- What the task requires
Please decide whether each statement agrees with the forum thread on watching tree removals, answering yes or no and quoting the words from it that settle the matter: (a) The tree in Golden, Colorado has an 8-foot diameter. (b) The company that told Lorra to come on out showed up at the house. (c) Kate Butler says clients often ask to wait to drop a tree until they can be there to watch.

- Page
* * * * * * * * *
# Can I Watch?



## Lorra (May 16, 2006)

Any chance I can stand outside the drop zone of a tree take-down and just watch? I live in Denver and I'm wondering if any of you live in Denver, and will happily let me observe your fascinating work. I like trees and plants and the outdoors, and I'm wondering how you guys (and gals) take down trees, especially big ones, you know, all the roping and rigging and sawing. I wanted to watch the removal of that 150-year-old tree in Golden, Colorado, but the parks rep said it won't be for another few months. It has an 8-foot diameter.
Anyone willing to let me hang out and watch? If I really like what I see, I won't rule out the possibility of trying to get summer part time work as a groundie. I sit at a computer all day and my body needs to MOVE!
Thanks!
Lorra


----------



## Sprig (May 16, 2006)

*ahem*, um, just asec here, that might be better put as a 'groundman' or 'groundperson' or 'flunky'.....................   NM. my weird humourous.
K, better now, um, try phoning around to your local tree co.s and see what they have lined up. 'Nother idea is to give a call to your local municipality office and see if they have any removals lined up.
And oh, welcome to the site too!


----------



## Lorra (May 16, 2006)

I did phone and no luck. One man seemed edgy and wanted me to sign waiver and didn't want me to observe anything that involved chipping (which is odd, because that's part of the job). Another company said no problem, come on out. Well, I did and they never showed up at the house! Another company didn't return my call. I figure, rather than go after them on the phone, I could post something here and have them respond to me.


----------



## rbtree (May 16, 2006)

Try Swingle, tell them that you know Tom Dunlap through the internet. He was a trainer for them for a year or so. sounds like a very good company.

.....groundscrew.....???:biggrinbounce2: :rockn:


----------



## Ax-man (May 16, 2006)

I know that is a typo, but it sure is funny, made my day  good catch RB. Poor Lorra 

Larry


----------



## antigrassguy (May 16, 2006)

*Watch?*

Shoot if you want to plan a vacation to Wisconsin, we will provide hardhat, safety glassess and work gloves. Also we will provide a plan of action.(read, see that mound of brush? Move it over there!) Also we will throw in all the gateraid you want..... all for a small fee, of coarse. Its tons of fun and everybody is doing it. Sign up early as classes are filling fast.


----------



## Lorra (May 16, 2006)

Ax-man said:


> I know that is a typo, but it sure is funny, made my day  good catch RB. Poor Lorra
> 
> Larry



Why am I "poor" ?


----------



## Ax-man (May 16, 2006)

Lorra said:


> Why am I "poor" ?



I am assuming your a female, even though I have never seen Lorra spelled this way. 

It is just a guy thing I guess, if you were a guy and made that typo you couldn't shake that typo no matter how hard you tried, if we were all on a face to face everyday meeting type relationship you would be labeled with a nickname so to speak, all in good natured fun of course, not meant to be mean, just guy humor is all. I guess you have to be male to understand this, I dunno 

Welcome to the site, I hope you find a company to let you observe, I don't see what the big deal is by not allowing you to be a spectator, people watch us all the time, feel like charging for admission sometimes and royality rites for pics and vids.

Larry


----------



## Kate Butler (May 17, 2006)

*who wants to watch?*

I have clients often ask to wait to drop a tree until they can be there to watch. No different.
* * * * * * * * *
- Data extract
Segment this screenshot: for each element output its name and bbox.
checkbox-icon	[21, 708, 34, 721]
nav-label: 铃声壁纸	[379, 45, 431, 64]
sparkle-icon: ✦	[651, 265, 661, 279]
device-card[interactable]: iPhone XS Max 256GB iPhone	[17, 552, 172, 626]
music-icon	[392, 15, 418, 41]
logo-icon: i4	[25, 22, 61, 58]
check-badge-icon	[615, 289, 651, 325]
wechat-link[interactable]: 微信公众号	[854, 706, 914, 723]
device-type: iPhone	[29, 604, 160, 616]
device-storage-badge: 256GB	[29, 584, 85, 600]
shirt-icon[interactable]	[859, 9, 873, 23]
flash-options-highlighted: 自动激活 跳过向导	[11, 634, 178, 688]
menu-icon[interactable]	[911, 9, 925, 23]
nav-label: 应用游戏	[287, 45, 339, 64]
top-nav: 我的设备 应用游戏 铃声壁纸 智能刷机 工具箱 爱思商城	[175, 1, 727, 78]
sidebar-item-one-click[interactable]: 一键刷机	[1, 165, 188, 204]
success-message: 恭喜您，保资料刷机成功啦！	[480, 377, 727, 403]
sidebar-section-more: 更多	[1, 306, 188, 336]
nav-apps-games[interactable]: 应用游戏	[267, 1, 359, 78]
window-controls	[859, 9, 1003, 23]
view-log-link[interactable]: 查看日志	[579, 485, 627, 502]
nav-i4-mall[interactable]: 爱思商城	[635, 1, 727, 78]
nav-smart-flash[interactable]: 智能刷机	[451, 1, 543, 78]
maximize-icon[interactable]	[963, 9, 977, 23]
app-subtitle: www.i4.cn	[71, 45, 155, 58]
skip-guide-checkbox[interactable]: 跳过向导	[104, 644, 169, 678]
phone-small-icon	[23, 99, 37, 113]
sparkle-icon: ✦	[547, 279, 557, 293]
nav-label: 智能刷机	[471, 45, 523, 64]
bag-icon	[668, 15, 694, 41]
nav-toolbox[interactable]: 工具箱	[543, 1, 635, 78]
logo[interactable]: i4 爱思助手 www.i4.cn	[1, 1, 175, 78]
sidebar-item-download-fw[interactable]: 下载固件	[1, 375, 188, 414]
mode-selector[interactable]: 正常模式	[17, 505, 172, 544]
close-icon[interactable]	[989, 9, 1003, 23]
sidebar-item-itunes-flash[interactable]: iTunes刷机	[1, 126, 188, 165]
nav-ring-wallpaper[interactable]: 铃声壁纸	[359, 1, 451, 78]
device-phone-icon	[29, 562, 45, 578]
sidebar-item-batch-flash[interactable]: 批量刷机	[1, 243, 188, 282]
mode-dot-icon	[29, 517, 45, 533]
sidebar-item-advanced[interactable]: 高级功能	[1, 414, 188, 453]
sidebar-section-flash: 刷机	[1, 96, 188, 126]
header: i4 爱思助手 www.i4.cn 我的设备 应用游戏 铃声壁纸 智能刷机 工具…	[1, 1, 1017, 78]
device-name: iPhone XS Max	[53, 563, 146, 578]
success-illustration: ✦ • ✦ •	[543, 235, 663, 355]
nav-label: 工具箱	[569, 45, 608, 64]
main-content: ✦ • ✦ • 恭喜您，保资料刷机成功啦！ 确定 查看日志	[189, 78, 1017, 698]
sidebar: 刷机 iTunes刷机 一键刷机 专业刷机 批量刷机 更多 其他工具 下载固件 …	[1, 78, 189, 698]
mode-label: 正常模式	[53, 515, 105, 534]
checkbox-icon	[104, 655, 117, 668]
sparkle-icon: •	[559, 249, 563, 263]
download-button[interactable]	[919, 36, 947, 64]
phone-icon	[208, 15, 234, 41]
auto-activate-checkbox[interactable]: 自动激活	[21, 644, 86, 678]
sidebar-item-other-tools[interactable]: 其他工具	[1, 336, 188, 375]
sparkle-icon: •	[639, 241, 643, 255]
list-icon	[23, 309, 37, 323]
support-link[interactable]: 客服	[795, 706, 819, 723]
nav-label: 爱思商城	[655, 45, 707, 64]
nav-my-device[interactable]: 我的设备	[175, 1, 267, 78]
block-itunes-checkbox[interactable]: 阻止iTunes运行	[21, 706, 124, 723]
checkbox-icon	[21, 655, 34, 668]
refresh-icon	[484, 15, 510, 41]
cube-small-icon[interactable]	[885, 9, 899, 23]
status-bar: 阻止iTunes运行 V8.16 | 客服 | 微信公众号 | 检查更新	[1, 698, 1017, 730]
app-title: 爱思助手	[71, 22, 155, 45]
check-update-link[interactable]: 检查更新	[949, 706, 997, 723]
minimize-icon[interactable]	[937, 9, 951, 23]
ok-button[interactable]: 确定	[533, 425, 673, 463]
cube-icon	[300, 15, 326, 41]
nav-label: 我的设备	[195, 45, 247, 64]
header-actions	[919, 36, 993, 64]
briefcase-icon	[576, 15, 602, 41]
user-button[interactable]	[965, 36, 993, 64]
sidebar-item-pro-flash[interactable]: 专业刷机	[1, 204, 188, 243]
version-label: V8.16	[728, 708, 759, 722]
* * * * * * * * *
- Finished exercise
(a) Yes: "It has an 8-foot diameter."
(b) No: "Well, I did and they never showed up at the house!"
(c) Yes: "I have clients often ask to wait to drop a tree until they can be there to watch."